== STATED PROBLEM ==
Return every row below verbatim, leaving out the pictures.

== MATERIAL TO PROCESS ==

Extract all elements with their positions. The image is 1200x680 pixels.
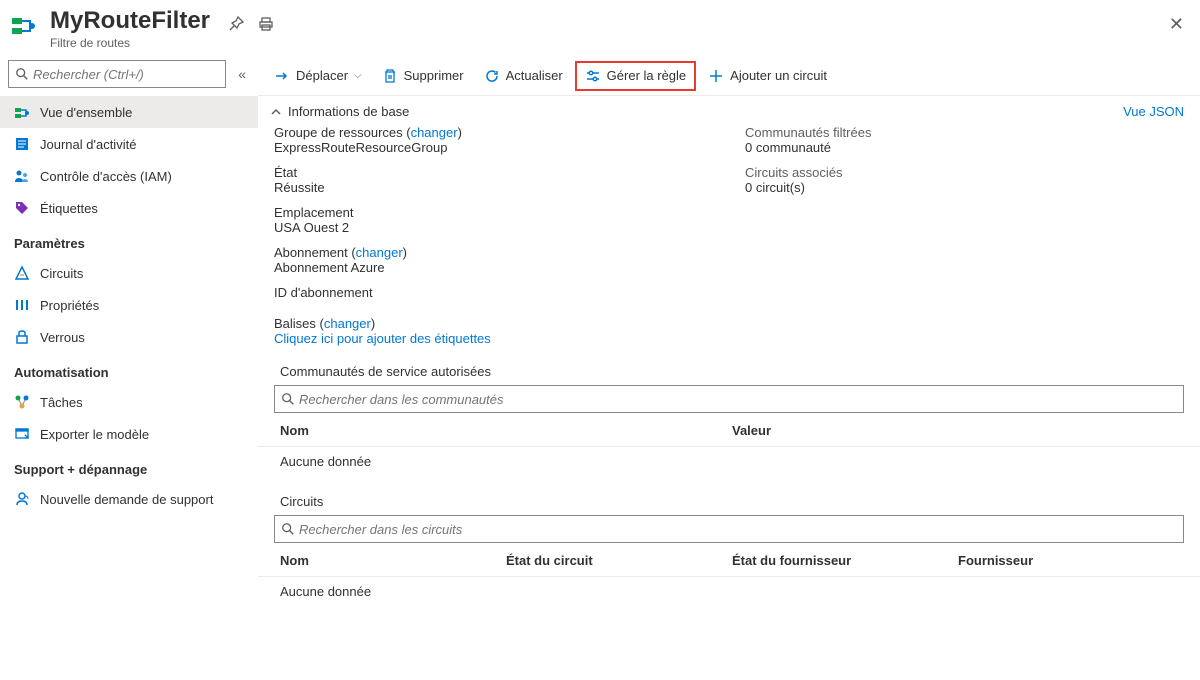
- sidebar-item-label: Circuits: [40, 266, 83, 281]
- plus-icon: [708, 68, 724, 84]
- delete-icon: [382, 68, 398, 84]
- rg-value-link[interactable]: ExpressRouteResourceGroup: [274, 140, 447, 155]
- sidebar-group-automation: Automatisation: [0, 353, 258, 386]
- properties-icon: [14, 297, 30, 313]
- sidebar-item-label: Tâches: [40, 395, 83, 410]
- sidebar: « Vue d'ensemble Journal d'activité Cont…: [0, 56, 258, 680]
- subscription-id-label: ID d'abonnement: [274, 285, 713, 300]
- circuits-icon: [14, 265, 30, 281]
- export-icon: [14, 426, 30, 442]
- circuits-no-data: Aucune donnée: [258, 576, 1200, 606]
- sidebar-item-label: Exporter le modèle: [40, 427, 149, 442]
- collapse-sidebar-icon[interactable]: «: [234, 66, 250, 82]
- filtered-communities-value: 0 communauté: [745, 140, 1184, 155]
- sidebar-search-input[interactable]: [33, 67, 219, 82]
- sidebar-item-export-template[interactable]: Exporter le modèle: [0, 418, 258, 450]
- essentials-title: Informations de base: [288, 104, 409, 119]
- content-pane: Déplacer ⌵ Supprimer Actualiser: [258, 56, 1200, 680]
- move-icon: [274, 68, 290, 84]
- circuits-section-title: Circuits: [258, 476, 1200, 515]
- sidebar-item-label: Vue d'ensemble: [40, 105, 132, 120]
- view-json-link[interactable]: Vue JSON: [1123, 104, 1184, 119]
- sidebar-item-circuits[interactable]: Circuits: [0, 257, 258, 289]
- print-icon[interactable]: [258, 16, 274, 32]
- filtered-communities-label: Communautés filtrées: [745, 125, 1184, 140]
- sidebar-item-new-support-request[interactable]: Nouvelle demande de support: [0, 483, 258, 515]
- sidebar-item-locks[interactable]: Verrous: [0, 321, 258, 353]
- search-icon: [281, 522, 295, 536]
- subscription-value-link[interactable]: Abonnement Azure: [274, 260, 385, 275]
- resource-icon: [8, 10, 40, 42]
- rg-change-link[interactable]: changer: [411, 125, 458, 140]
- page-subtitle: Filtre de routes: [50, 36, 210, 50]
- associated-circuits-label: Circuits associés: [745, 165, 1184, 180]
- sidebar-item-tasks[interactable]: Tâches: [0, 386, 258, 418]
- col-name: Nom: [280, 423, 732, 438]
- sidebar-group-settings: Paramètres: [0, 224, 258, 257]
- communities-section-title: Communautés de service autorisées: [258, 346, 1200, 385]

== SOLUTION FOR THIS EXERCISE ==
Extract all elements with their positions. The image is 1200x680 pixels.
- sidebar-item-label: Circuits: [40, 266, 83, 281]
- plus-icon: [708, 68, 724, 84]
- delete-icon: [382, 68, 398, 84]
- rg-value-link[interactable]: ExpressRouteResourceGroup: [274, 140, 447, 155]
- sidebar-group-automation: Automatisation: [0, 353, 258, 386]
- properties-icon: [14, 297, 30, 313]
- sidebar-item-label: Tâches: [40, 395, 83, 410]
- sidebar: « Vue d'ensemble Journal d'activité Cont…: [0, 56, 258, 680]
- subscription-id-label: ID d'abonnement: [274, 285, 713, 300]
- circuits-icon: [14, 265, 30, 281]
- export-icon: [14, 426, 30, 442]
- circuits-no-data: Aucune donnée: [258, 576, 1200, 606]
- sidebar-item-label: Exporter le modèle: [40, 427, 149, 442]
- collapse-sidebar-icon[interactable]: «: [234, 66, 250, 82]
- filtered-communities-value: 0 communauté: [745, 140, 1184, 155]
- sidebar-search-input[interactable]: [33, 67, 219, 82]
- sidebar-item-export-template[interactable]: Exporter le modèle: [0, 418, 258, 450]
- essentials-title: Informations de base: [288, 104, 409, 119]
- content-pane: Déplacer ⌵ Supprimer Actualiser: [258, 56, 1200, 680]
- move-icon: [274, 68, 290, 84]
- circuits-section-title: Circuits: [258, 476, 1200, 515]
- sidebar-item-label: Vue d'ensemble: [40, 105, 132, 120]
- view-json-link[interactable]: Vue JSON: [1123, 104, 1184, 119]
- sidebar-item-circuits[interactable]: Circuits: [0, 257, 258, 289]
- print-icon[interactable]: [258, 16, 274, 32]
- filtered-communities-label: Communautés filtrées: [745, 125, 1184, 140]
- sidebar-item-new-support-request[interactable]: Nouvelle demande de support: [0, 483, 258, 515]
- sidebar-item-locks[interactable]: Verrous: [0, 321, 258, 353]
- search-icon: [281, 522, 295, 536]
- subscription-value-link[interactable]: Abonnement Azure: [274, 260, 385, 275]
- resource-icon: [8, 10, 40, 42]
- rg-change-link[interactable]: changer: [411, 125, 458, 140]
- page-subtitle: Filtre de routes: [50, 36, 210, 50]
- associated-circuits-label: Circuits associés: [745, 165, 1184, 180]
- sidebar-item-tasks[interactable]: Tâches: [0, 386, 258, 418]
- col-name: Nom: [280, 423, 732, 438]
- sidebar-group-settings: Paramètres: [0, 224, 258, 257]
- communities-section-title: Communautés de service autorisées: [258, 346, 1200, 385]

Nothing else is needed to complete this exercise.